# Task prompt:
Pull every line that holds the word "Five" from the entries.

# Listing:
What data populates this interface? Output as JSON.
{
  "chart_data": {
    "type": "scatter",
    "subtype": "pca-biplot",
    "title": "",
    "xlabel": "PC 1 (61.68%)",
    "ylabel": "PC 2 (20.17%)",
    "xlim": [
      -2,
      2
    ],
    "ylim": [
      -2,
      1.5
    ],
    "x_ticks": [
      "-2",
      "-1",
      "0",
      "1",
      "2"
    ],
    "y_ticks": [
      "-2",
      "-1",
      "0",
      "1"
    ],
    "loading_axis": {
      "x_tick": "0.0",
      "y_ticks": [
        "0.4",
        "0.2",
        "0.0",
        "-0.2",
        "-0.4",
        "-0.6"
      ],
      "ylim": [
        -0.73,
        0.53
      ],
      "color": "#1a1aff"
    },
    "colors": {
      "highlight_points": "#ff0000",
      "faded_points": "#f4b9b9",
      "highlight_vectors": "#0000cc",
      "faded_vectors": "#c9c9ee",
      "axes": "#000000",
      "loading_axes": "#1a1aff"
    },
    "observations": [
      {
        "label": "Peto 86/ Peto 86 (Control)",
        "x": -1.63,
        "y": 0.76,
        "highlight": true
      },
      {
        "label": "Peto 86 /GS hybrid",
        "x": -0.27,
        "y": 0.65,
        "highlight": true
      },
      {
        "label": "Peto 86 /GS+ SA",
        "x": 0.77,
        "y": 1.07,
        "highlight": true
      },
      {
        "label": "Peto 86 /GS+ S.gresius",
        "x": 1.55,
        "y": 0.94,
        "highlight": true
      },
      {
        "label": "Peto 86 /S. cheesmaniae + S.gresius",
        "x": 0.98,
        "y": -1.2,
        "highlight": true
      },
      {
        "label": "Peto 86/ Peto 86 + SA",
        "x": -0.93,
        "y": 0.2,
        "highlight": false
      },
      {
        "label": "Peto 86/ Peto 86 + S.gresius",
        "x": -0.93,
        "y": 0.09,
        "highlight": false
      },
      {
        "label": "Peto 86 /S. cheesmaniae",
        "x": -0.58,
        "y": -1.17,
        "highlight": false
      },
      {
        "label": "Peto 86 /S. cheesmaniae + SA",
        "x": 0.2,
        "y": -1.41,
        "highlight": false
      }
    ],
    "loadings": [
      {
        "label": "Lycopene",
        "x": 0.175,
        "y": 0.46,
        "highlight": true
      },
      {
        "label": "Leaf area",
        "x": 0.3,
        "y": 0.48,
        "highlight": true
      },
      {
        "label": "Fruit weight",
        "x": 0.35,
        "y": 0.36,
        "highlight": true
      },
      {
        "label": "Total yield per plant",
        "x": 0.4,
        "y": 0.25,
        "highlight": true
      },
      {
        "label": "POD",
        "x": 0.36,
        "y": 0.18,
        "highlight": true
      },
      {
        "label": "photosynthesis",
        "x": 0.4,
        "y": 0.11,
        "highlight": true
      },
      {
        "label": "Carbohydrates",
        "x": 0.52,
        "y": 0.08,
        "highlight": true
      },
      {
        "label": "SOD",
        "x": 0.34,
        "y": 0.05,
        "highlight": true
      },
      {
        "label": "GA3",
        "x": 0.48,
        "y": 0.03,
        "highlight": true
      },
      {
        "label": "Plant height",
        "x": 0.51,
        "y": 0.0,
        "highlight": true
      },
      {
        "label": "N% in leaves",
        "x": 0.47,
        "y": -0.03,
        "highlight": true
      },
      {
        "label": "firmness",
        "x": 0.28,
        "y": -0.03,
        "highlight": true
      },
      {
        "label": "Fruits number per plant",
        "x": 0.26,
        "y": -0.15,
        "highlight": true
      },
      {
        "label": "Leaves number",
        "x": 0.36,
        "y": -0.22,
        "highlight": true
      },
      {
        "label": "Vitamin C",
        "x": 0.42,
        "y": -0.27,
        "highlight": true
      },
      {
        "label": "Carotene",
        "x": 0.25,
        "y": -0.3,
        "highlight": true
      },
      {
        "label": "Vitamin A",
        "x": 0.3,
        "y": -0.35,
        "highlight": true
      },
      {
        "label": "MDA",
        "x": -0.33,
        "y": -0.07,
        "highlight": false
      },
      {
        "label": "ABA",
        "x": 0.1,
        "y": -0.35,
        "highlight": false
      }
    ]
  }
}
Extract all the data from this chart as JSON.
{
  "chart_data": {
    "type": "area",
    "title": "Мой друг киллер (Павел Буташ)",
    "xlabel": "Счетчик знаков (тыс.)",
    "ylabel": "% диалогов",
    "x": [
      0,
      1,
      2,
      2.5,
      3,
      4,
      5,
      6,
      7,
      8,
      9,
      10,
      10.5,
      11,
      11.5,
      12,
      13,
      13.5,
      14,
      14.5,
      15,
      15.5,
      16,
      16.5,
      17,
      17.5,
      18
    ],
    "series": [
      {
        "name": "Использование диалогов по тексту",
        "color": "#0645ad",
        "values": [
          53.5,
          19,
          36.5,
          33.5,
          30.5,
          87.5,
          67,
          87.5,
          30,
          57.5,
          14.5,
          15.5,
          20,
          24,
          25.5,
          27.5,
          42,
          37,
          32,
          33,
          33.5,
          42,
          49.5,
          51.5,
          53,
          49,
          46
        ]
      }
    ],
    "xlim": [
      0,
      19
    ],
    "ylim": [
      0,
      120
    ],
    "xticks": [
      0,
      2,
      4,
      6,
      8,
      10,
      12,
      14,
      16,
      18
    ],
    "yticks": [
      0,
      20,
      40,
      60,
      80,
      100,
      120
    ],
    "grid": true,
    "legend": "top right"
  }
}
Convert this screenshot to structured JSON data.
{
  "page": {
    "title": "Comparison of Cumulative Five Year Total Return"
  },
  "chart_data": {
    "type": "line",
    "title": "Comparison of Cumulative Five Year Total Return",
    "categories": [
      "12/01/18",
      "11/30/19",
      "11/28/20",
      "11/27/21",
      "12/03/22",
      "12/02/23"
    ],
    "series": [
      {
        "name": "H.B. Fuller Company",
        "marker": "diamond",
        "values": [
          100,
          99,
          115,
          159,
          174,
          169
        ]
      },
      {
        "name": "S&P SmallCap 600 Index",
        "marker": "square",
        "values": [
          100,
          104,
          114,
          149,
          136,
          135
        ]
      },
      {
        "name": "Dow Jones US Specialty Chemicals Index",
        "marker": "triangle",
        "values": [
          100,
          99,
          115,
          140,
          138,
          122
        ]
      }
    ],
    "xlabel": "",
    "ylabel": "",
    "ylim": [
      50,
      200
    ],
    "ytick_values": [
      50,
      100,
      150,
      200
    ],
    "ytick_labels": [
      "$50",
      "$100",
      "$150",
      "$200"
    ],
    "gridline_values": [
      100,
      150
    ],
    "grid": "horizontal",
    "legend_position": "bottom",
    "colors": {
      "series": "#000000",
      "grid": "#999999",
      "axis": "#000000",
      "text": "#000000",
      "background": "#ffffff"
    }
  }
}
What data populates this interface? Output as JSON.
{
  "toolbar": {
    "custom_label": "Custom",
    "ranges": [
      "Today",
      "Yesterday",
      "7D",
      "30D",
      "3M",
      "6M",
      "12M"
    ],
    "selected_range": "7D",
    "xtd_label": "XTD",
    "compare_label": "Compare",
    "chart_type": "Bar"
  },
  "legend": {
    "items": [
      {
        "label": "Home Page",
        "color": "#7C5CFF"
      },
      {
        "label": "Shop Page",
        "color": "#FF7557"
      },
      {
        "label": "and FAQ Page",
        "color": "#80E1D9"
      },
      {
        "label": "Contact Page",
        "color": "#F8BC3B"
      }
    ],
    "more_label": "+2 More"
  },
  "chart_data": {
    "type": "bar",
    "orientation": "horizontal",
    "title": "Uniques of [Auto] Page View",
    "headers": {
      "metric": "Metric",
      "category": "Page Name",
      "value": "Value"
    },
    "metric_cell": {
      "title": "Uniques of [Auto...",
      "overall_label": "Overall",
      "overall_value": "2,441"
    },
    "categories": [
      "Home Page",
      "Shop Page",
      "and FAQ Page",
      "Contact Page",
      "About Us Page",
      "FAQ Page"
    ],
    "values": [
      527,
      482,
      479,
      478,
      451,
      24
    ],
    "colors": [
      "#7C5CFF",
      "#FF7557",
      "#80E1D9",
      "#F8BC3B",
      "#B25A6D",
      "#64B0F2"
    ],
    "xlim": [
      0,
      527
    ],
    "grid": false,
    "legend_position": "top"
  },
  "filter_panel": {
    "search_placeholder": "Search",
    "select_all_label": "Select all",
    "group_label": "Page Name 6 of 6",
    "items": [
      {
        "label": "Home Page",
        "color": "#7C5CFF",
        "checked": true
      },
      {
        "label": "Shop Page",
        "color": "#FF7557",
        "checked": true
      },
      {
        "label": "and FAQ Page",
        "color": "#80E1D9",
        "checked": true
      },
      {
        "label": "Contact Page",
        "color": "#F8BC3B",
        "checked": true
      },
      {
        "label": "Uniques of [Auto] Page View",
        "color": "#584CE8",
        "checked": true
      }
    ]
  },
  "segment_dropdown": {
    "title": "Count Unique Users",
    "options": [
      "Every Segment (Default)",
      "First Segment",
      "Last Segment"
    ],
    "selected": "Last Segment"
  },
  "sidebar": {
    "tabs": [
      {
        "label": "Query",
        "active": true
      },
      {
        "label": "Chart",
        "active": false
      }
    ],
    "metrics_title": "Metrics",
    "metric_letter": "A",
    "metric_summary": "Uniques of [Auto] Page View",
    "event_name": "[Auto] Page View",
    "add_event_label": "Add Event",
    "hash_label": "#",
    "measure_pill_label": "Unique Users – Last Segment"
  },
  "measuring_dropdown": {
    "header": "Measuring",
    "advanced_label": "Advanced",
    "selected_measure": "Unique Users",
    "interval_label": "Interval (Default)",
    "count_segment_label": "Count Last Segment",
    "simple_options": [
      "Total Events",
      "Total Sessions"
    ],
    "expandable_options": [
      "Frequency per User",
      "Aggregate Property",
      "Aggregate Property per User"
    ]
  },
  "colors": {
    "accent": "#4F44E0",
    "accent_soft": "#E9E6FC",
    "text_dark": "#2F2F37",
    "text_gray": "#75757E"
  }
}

# Response to the exercise:
    "title": "Comparison of Cumulative Five Year Total Return"
    "title": "Comparison of Cumulative Five Year Total Return",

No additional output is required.